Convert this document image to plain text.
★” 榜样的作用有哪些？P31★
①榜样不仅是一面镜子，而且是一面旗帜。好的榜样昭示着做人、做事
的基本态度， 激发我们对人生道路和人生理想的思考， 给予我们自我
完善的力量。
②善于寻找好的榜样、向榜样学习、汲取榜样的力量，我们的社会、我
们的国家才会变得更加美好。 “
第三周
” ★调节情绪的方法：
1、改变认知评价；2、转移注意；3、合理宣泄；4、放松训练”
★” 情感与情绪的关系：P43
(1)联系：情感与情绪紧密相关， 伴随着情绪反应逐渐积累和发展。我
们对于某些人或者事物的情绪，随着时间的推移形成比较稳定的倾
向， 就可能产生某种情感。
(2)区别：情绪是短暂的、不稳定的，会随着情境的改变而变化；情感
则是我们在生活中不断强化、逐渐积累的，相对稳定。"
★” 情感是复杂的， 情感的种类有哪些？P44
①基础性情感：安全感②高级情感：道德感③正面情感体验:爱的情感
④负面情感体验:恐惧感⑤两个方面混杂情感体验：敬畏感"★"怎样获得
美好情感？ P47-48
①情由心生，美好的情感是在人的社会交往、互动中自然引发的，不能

§ INSTRUCTIONS FOR THE TASK
Type out all of the material again, word for word.

§ RESULT FOR THIS TASK
Convert this document image to plain text.
★” 榜样的作用有哪些？P31★
①榜样不仅是一面镜子，而且是一面旗帜。好的榜样昭示着做人、做事
的基本态度， 激发我们对人生道路和人生理想的思考， 给予我们自我
完善的力量。
②善于寻找好的榜样、向榜样学习、汲取榜样的力量，我们的社会、我
们的国家才会变得更加美好。 “
第三周
” ★调节情绪的方法：
1、改变认知评价；2、转移注意；3、合理宣泄；4、放松训练”
★” 情感与情绪的关系：P43
(1)联系：情感与情绪紧密相关， 伴随着情绪反应逐渐积累和发展。我
们对于某些人或者事物的情绪，随着时间的推移形成比较稳定的倾
向， 就可能产生某种情感。
(2)区别：情绪是短暂的、不稳定的，会随着情境的改变而变化；情感
则是我们在生活中不断强化、逐渐积累的，相对稳定。"
★” 情感是复杂的， 情感的种类有哪些？P44
①基础性情感：安全感②高级情感：道德感③正面情感体验:爱的情感
④负面情感体验:恐惧感⑤两个方面混杂情感体验：敬畏感"★"怎样获得
美好情感？ P47-48
①情由心生，美好的情感是在人的社会交往、互动中自然引发的，不能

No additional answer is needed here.